Source data:
::::::::

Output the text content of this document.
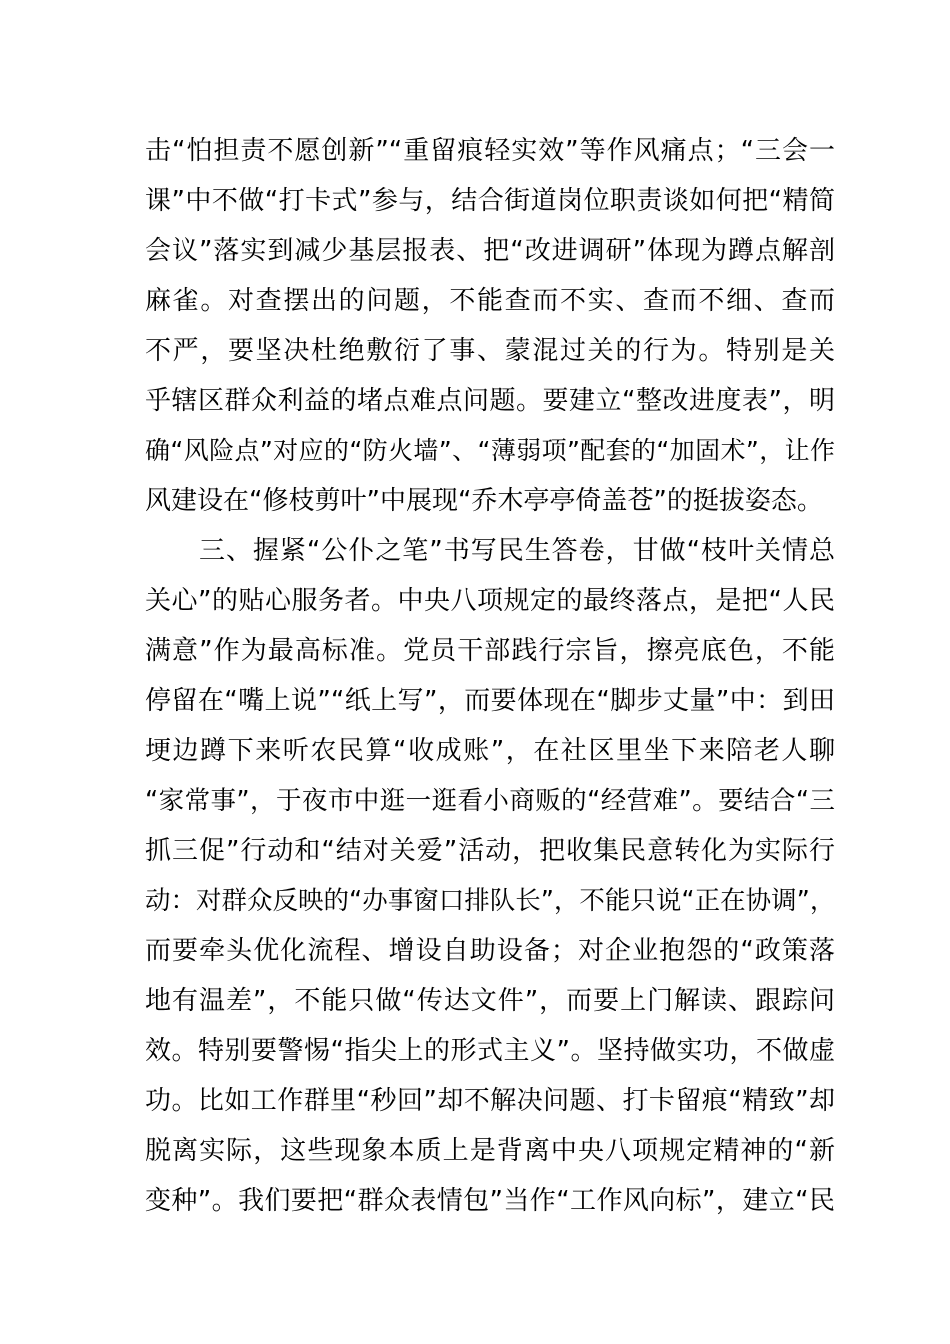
击“怕担责不愿创新”“重留痕轻实效”等作风痛点；“三会一
课”中不做“打卡式”参与，结合街道岗位职责谈如何把“精简
会议”落实到减少基层报表、把“改进调研”体现为蹲点解剖
麻雀。对查摆出的问题，不能查而不实、查而不细、查而
不严，要坚决杜绝敷衍了事、蒙混过关的行为。特别是关
乎辖区群众利益的堵点难点问题。要建立“整改进度表”，明
确“风险点”对应的“防火墙”、“薄弱项”配套的“加固术”，让作
风建设在“修枝剪叶”中展现“乔木亭亭倚盖苍”的挺拔姿态。
　　三、握紧“公仆之笔”书写民生答卷，甘做“枝叶关情总
关心”的贴心服务者。中央八项规定的最终落点，是把“人民
满意”作为最高标准。党员干部践行宗旨，擦亮底色，不能
停留在“嘴上说”“纸上写”，而要体现在“脚步丈量”中：到田
埂边蹲下来听农民算“收成账”，在社区里坐下来陪老人聊
“家常事”，于夜市中逛一逛看小商贩的“经营难”。要结合“三
抓三促”行动和“结对关爱”活动，把收集民意转化为实际行
动：对群众反映的“办事窗口排队长”，不能只说“正在协调”，
而要牵头优化流程、增设自助设备；对企业抱怨的“政策落
地有温差”，不能只做“传达文件”，而要上门解读、跟踪问
效。特别要警惕“指尖上的形式主义”。坚持做实功，不做虚
功。比如工作群里“秒回”却不解决问题、打卡留痕“精致”却
脱离实际，这些现象本质上是背离中央八项规定精神的“新
变种”。我们要把“群众表情包”当作“工作风向标”，建立“民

::::::::

OBJECTIVE — Without the pictures, restate each entry exactly.

FINAL RESULT —
Output the text content of this document.
击“怕担责不愿创新”“重留痕轻实效”等作风痛点；“三会一
课”中不做“打卡式”参与，结合街道岗位职责谈如何把“精简
会议”落实到减少基层报表、把“改进调研”体现为蹲点解剖
麻雀。对查摆出的问题，不能查而不实、查而不细、查而
不严，要坚决杜绝敷衍了事、蒙混过关的行为。特别是关
乎辖区群众利益的堵点难点问题。要建立“整改进度表”，明
确“风险点”对应的“防火墙”、“薄弱项”配套的“加固术”，让作
风建设在“修枝剪叶”中展现“乔木亭亭倚盖苍”的挺拔姿态。
　　三、握紧“公仆之笔”书写民生答卷，甘做“枝叶关情总
关心”的贴心服务者。中央八项规定的最终落点，是把“人民
满意”作为最高标准。党员干部践行宗旨，擦亮底色，不能
停留在“嘴上说”“纸上写”，而要体现在“脚步丈量”中：到田
埂边蹲下来听农民算“收成账”，在社区里坐下来陪老人聊
“家常事”，于夜市中逛一逛看小商贩的“经营难”。要结合“三
抓三促”行动和“结对关爱”活动，把收集民意转化为实际行
动：对群众反映的“办事窗口排队长”，不能只说“正在协调”，
而要牵头优化流程、增设自助设备；对企业抱怨的“政策落
地有温差”，不能只做“传达文件”，而要上门解读、跟踪问
效。特别要警惕“指尖上的形式主义”。坚持做实功，不做虚
功。比如工作群里“秒回”却不解决问题、打卡留痕“精致”却
脱离实际，这些现象本质上是背离中央八项规定精神的“新
变种”。我们要把“群众表情包”当作“工作风向标”，建立“民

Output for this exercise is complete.